Exercise inputs:
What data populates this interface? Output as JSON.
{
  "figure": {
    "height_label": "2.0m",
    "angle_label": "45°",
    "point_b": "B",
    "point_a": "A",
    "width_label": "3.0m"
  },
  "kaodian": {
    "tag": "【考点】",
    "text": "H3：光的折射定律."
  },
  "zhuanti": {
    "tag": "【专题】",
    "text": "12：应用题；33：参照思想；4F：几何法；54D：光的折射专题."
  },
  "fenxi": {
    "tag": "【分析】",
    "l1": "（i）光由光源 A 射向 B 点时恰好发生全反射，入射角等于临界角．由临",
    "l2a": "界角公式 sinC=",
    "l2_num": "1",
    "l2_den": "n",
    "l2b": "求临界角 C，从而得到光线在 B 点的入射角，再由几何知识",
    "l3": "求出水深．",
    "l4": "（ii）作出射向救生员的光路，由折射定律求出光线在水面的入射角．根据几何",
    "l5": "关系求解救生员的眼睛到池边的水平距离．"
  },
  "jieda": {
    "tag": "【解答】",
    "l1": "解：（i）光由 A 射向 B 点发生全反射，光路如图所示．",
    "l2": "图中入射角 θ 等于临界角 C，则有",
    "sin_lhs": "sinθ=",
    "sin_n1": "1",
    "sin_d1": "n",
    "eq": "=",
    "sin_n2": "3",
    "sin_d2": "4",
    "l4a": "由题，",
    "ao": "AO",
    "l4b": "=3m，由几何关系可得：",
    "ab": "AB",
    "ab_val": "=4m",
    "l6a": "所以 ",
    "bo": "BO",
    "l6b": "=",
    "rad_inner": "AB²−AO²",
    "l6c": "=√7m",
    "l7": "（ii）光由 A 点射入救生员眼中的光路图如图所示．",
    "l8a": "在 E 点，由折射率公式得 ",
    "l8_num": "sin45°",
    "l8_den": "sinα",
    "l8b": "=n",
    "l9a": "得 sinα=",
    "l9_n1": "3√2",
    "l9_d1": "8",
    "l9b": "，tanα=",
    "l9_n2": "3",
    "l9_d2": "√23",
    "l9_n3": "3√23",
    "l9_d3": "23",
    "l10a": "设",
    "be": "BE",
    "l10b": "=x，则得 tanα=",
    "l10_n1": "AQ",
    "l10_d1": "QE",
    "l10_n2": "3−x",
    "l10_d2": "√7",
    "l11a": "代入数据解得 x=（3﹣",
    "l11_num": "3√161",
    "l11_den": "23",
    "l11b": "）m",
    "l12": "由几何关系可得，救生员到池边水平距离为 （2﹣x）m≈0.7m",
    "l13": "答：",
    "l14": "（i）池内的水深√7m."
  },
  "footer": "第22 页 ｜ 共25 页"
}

Your objective: Quote all of the entries verbatim.

Task answer:
What data populates this interface? Output as JSON.
{
  "figure": {
    "height_label": "2.0m",
    "angle_label": "45°",
    "point_b": "B",
    "point_a": "A",
    "width_label": "3.0m"
  },
  "kaodian": {
    "tag": "【考点】",
    "text": "H3：光的折射定律."
  },
  "zhuanti": {
    "tag": "【专题】",
    "text": "12：应用题；33：参照思想；4F：几何法；54D：光的折射专题."
  },
  "fenxi": {
    "tag": "【分析】",
    "l1": "（i）光由光源 A 射向 B 点时恰好发生全反射，入射角等于临界角．由临",
    "l2a": "界角公式 sinC=",
    "l2_num": "1",
    "l2_den": "n",
    "l2b": "求临界角 C，从而得到光线在 B 点的入射角，再由几何知识",
    "l3": "求出水深．",
    "l4": "（ii）作出射向救生员的光路，由折射定律求出光线在水面的入射角．根据几何",
    "l5": "关系求解救生员的眼睛到池边的水平距离．"
  },
  "jieda": {
    "tag": "【解答】",
    "l1": "解：（i）光由 A 射向 B 点发生全反射，光路如图所示．",
    "l2": "图中入射角 θ 等于临界角 C，则有",
    "sin_lhs": "sinθ=",
    "sin_n1": "1",
    "sin_d1": "n",
    "eq": "=",
    "sin_n2": "3",
    "sin_d2": "4",
    "l4a": "由题，",
    "ao": "AO",
    "l4b": "=3m，由几何关系可得：",
    "ab": "AB",
    "ab_val": "=4m",
    "l6a": "所以 ",
    "bo": "BO",
    "l6b": "=",
    "rad_inner": "AB²−AO²",
    "l6c": "=√7m",
    "l7": "（ii）光由 A 点射入救生员眼中的光路图如图所示．",
    "l8a": "在 E 点，由折射率公式得 ",
    "l8_num": "sin45°",
    "l8_den": "sinα",
    "l8b": "=n",
    "l9a": "得 sinα=",
    "l9_n1": "3√2",
    "l9_d1": "8",
    "l9b": "，tanα=",
    "l9_n2": "3",
    "l9_d2": "√23",
    "l9_n3": "3√23",
    "l9_d3": "23",
    "l10a": "设",
    "be": "BE",
    "l10b": "=x，则得 tanα=",
    "l10_n1": "AQ",
    "l10_d1": "QE",
    "l10_n2": "3−x",
    "l10_d2": "√7",
    "l11a": "代入数据解得 x=（3﹣",
    "l11_num": "3√161",
    "l11_den": "23",
    "l11b": "）m",
    "l12": "由几何关系可得，救生员到池边水平距离为 （2﹣x）m≈0.7m",
    "l13": "答：",
    "l14": "（i）池内的水深√7m."
  },
  "footer": "第22 页 ｜ 共25 页"
}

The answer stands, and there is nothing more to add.